Only lines holding the string "decoding" are wanted; copy each one from the material.

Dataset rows
^^^^^^^^
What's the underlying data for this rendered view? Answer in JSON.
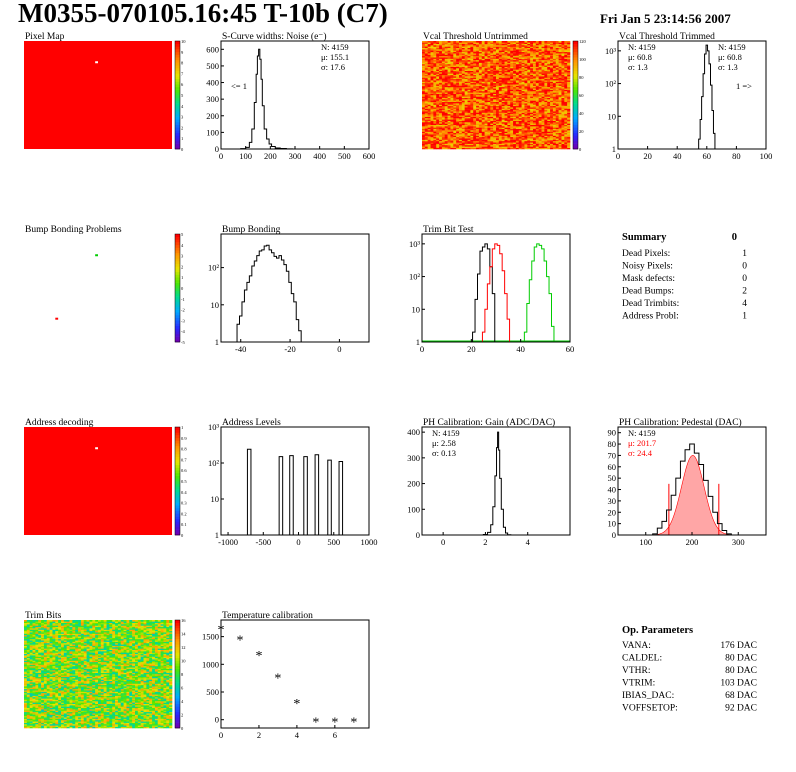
{
  "header": {
    "title": "M0355-070105.16:45 T-10b (C7)",
    "datetime": "Fri Jan  5 23:14:56 2007"
  },
  "colors": {
    "hist_line": "#000000",
    "red": "#ff0000",
    "green": "#00cc00",
    "map_bg": "#ff0000"
  },
  "chart_data": [
    {
      "id": "pixel-map",
      "type": "heatmap",
      "title": "Pixel Map",
      "xlim": [
        0,
        52
      ],
      "ylim": [
        0,
        80
      ],
      "xticks": [
        0,
        10,
        20,
        30,
        40,
        50
      ],
      "yticks": [
        0,
        10,
        20,
        30,
        40,
        50,
        60,
        70,
        80
      ],
      "fill": "uniform",
      "fill_value": 10,
      "special_points": [
        {
          "x": 25,
          "y": 64,
          "value": 0,
          "color": "#ffffff"
        }
      ],
      "zlim": [
        0,
        10
      ],
      "zticks": [
        0,
        1,
        2,
        3,
        4,
        5,
        6,
        7,
        8,
        9,
        10
      ]
    },
    {
      "id": "scurve-noise",
      "type": "histogram",
      "title": "S-Curve widths: Noise (e⁻)",
      "xlim": [
        0,
        600
      ],
      "ylim": [
        0,
        650
      ],
      "xticks": [
        0,
        100,
        200,
        300,
        400,
        500,
        600
      ],
      "yticks": [
        0,
        100,
        200,
        300,
        400,
        500,
        600
      ],
      "x": [
        90,
        110,
        120,
        130,
        140,
        145,
        150,
        155,
        160,
        165,
        170,
        180,
        190,
        200,
        210,
        230,
        250,
        280
      ],
      "y": [
        2,
        10,
        40,
        120,
        280,
        450,
        560,
        600,
        540,
        420,
        260,
        120,
        60,
        30,
        15,
        6,
        3,
        1
      ],
      "stats": [
        "N: 4159",
        "μ: 155.1",
        "σ: 17.6"
      ],
      "annotation": "<= 1"
    },
    {
      "id": "vcal-untrimmed",
      "type": "heatmap",
      "title": "Vcal Threshold Untrimmed",
      "xlim": [
        0,
        52
      ],
      "ylim": [
        0,
        80
      ],
      "xticks": [
        0,
        10,
        20,
        30,
        40,
        50
      ],
      "yticks": [
        0,
        10,
        20,
        30,
        40,
        50,
        60,
        70,
        80
      ],
      "fill": "noisy",
      "value_range": [
        85,
        128
      ],
      "zlim": [
        0,
        120
      ],
      "zticks": [
        0,
        20,
        40,
        60,
        80,
        100,
        120
      ]
    },
    {
      "id": "vcal-trimmed",
      "type": "histogram",
      "title": "Vcal Threshold Trimmed",
      "xlim": [
        0,
        100
      ],
      "ylim": [
        1,
        2000
      ],
      "log_y": true,
      "xticks": [
        0,
        20,
        40,
        60,
        80,
        100
      ],
      "yticks": [
        1,
        10,
        100,
        1000
      ],
      "ytick_labels": [
        "1",
        "10",
        "10²",
        "10³"
      ],
      "x": [
        55,
        56,
        57,
        58,
        59,
        60,
        61,
        62,
        63,
        64,
        65,
        66
      ],
      "y": [
        2,
        8,
        40,
        200,
        800,
        1500,
        1000,
        400,
        90,
        15,
        3,
        1
      ],
      "stats": [
        "N: 4159",
        "μ: 60.8",
        "σ:   1.3"
      ],
      "annotation": "1 =>"
    },
    {
      "id": "bump-bonding-problems",
      "type": "heatmap",
      "title": "Bump Bonding Problems",
      "xlim": [
        0,
        52
      ],
      "ylim": [
        0,
        80
      ],
      "xticks": [
        0,
        10,
        20,
        30,
        40,
        50
      ],
      "yticks": [
        0,
        10,
        20,
        30,
        40,
        50,
        60,
        70,
        80
      ],
      "fill": "empty",
      "special_points": [
        {
          "x": 25,
          "y": 64,
          "value": 1,
          "color": "#00cc00"
        },
        {
          "x": 11,
          "y": 17,
          "value": 3,
          "color": "#ff0000"
        }
      ],
      "zlim": [
        -5,
        5
      ],
      "zticks": [
        -5,
        -4,
        -3,
        -2,
        -1,
        0,
        1,
        2,
        3,
        4,
        5
      ]
    },
    {
      "id": "bump-bonding",
      "type": "histogram",
      "title": "Bump Bonding",
      "xlim": [
        -48,
        12
      ],
      "ylim": [
        1,
        800
      ],
      "log_y": true,
      "xticks": [
        -40,
        -20,
        0
      ],
      "yticks": [
        1,
        10,
        100
      ],
      "ytick_labels": [
        "1",
        "10",
        "10²"
      ],
      "x": [
        -42,
        -41,
        -40,
        -39,
        -38,
        -37,
        -36,
        -35,
        -34,
        -33,
        -32,
        -31,
        -30,
        -29,
        -28,
        -27,
        -26,
        -25,
        -24,
        -23,
        -22,
        -21,
        -20,
        -19,
        -18,
        -17,
        -16,
        -15,
        -1,
        5
      ],
      "y": [
        1,
        3,
        5,
        12,
        25,
        40,
        60,
        110,
        150,
        210,
        280,
        300,
        380,
        400,
        300,
        250,
        200,
        180,
        210,
        160,
        120,
        80,
        40,
        20,
        12,
        4,
        2,
        1,
        1,
        1
      ],
      "stats": []
    },
    {
      "id": "trim-bit-test",
      "type": "histogram",
      "title": "Trim Bit Test",
      "xlim": [
        0,
        60
      ],
      "ylim": [
        1,
        2000
      ],
      "log_y": true,
      "xticks": [
        0,
        20,
        40,
        60
      ],
      "yticks": [
        1,
        10,
        100,
        1000
      ],
      "ytick_labels": [
        "1",
        "10",
        "10²",
        "10³"
      ],
      "series": [
        {
          "name": "",
          "color": "#000000",
          "x": [
            21,
            22,
            23,
            24,
            25,
            26,
            27,
            28,
            29
          ],
          "y": [
            2,
            20,
            120,
            600,
            800,
            1000,
            700,
            200,
            30
          ]
        },
        {
          "name": "",
          "color": "#ff0000",
          "x": [
            25,
            26,
            27,
            28,
            29,
            30,
            31,
            32,
            33,
            34,
            35
          ],
          "y": [
            2,
            10,
            60,
            200,
            700,
            1000,
            900,
            500,
            150,
            30,
            5
          ]
        },
        {
          "name": "",
          "color": "#00cc00",
          "x": [
            42,
            43,
            44,
            45,
            46,
            47,
            48,
            49,
            50,
            51,
            52,
            53
          ],
          "y": [
            2,
            15,
            80,
            300,
            800,
            1000,
            900,
            700,
            300,
            100,
            30,
            3
          ]
        }
      ],
      "baseline_color": "#00cc00"
    },
    {
      "id": "summary",
      "type": "table",
      "title": "Summary",
      "total": "0",
      "rows": [
        {
          "label": "Dead Pixels:",
          "value": "1"
        },
        {
          "label": "Noisy Pixels:",
          "value": "0"
        },
        {
          "label": "Mask defects:",
          "value": "0"
        },
        {
          "label": "Dead Bumps:",
          "value": "2"
        },
        {
          "label": "Dead Trimbits:",
          "value": "4"
        },
        {
          "label": "Address Probl:",
          "value": "1"
        }
      ]
    },
    {
      "id": "address-decoding",
      "type": "heatmap",
      "title": "Address decoding",
      "xlim": [
        0,
        52
      ],
      "ylim": [
        0,
        80
      ],
      "xticks": [
        0,
        10,
        20,
        30,
        40,
        50
      ],
      "yticks": [
        0,
        10,
        20,
        30,
        40,
        50,
        60,
        70,
        80
      ],
      "fill": "uniform",
      "fill_value": 1,
      "special_points": [
        {
          "x": 25,
          "y": 64,
          "value": 0,
          "color": "#ffffff"
        }
      ],
      "zlim": [
        0,
        1
      ],
      "zticks": [
        0,
        0.1,
        0.2,
        0.3,
        0.4,
        0.5,
        0.6,
        0.7,
        0.8,
        0.9,
        1
      ]
    },
    {
      "id": "address-levels",
      "type": "histogram",
      "title": "Address Levels",
      "xlim": [
        -1100,
        1000
      ],
      "ylim": [
        1,
        1000
      ],
      "log_y": true,
      "xticks": [
        -1000,
        -500,
        0,
        500,
        1000
      ],
      "yticks": [
        1,
        10,
        100,
        1000
      ],
      "ytick_labels": [
        "1",
        "10",
        "10²",
        "10³"
      ],
      "peaks": [
        {
          "x": -700,
          "height": 240
        },
        {
          "x": -250,
          "height": 150
        },
        {
          "x": -100,
          "height": 160
        },
        {
          "x": 100,
          "height": 150
        },
        {
          "x": 260,
          "height": 170
        },
        {
          "x": 440,
          "height": 120
        },
        {
          "x": 600,
          "height": 110
        }
      ]
    },
    {
      "id": "ph-gain",
      "type": "histogram",
      "title": "PH Calibration: Gain (ADC/DAC)",
      "xlim": [
        -1,
        6
      ],
      "ylim": [
        0,
        420
      ],
      "xticks": [
        0,
        2,
        4
      ],
      "yticks": [
        0,
        100,
        200,
        300,
        400
      ],
      "x": [
        2.0,
        2.2,
        2.3,
        2.4,
        2.5,
        2.55,
        2.6,
        2.65,
        2.7,
        2.8,
        2.9,
        3.0,
        3.1
      ],
      "y": [
        2,
        10,
        40,
        110,
        230,
        340,
        400,
        330,
        220,
        100,
        30,
        8,
        1
      ],
      "stats": [
        "N: 4159",
        "μ: 2.58",
        "σ: 0.13"
      ]
    },
    {
      "id": "ph-pedestal",
      "type": "histogram",
      "title": "PH Calibration: Pedestal (DAC)",
      "xlim": [
        40,
        360
      ],
      "ylim": [
        0,
        95
      ],
      "xticks": [
        100,
        200,
        300
      ],
      "yticks": [
        0,
        10,
        20,
        30,
        40,
        50,
        60,
        70,
        80,
        90
      ],
      "x": [
        120,
        130,
        140,
        150,
        160,
        170,
        180,
        190,
        200,
        210,
        220,
        230,
        240,
        250,
        260,
        270,
        280
      ],
      "y": [
        1,
        6,
        12,
        22,
        35,
        50,
        65,
        75,
        80,
        72,
        62,
        48,
        34,
        20,
        10,
        4,
        1
      ],
      "fit": {
        "mu": 201.7,
        "sigma": 24.4,
        "amp": 70
      },
      "cut_lines": [
        150,
        258
      ],
      "stats": [
        "N: 4159"
      ],
      "fit_stats": [
        "μ: 201.7",
        "σ: 24.4"
      ]
    },
    {
      "id": "trim-bits",
      "type": "heatmap",
      "title": "Trim Bits",
      "xlim": [
        0,
        52
      ],
      "ylim": [
        0,
        80
      ],
      "xticks": [
        0,
        10,
        20,
        30,
        40,
        50
      ],
      "yticks": [
        0,
        10,
        20,
        30,
        40,
        50,
        60,
        70,
        80
      ],
      "fill": "noisy",
      "value_range": [
        6,
        13
      ],
      "zlim": [
        0,
        16
      ],
      "zticks": [
        0,
        2,
        4,
        6,
        8,
        10,
        12,
        14,
        16
      ]
    },
    {
      "id": "temperature-calibration",
      "type": "scatter",
      "title": "Temperature calibration",
      "xlim": [
        0,
        7.8
      ],
      "ylim": [
        -150,
        1800
      ],
      "xticks": [
        0,
        2,
        4,
        6
      ],
      "yticks": [
        0,
        500,
        1000,
        1500
      ],
      "x": [
        0,
        1,
        2,
        3,
        4,
        5,
        6,
        7
      ],
      "y": [
        1640,
        1450,
        1170,
        760,
        300,
        -30,
        -30,
        -30
      ],
      "marker": "*"
    },
    {
      "id": "op-parameters",
      "type": "table",
      "title": "Op. Parameters",
      "rows": [
        {
          "label": "VANA:",
          "value": "176 DAC"
        },
        {
          "label": "CALDEL:",
          "value": "80 DAC"
        },
        {
          "label": "VTHR:",
          "value": "80 DAC"
        },
        {
          "label": "VTRIM:",
          "value": "103 DAC"
        },
        {
          "label": "IBIAS_DAC:",
          "value": "68 DAC"
        },
        {
          "label": "VOFFSETOP:",
          "value": "92 DAC"
        }
      ]
    }
  ]
}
^^^^^^^^
• **SOLUTION TO THIS PROBLEM**:
      "id": "address-decoding",
      "title": "Address decoding",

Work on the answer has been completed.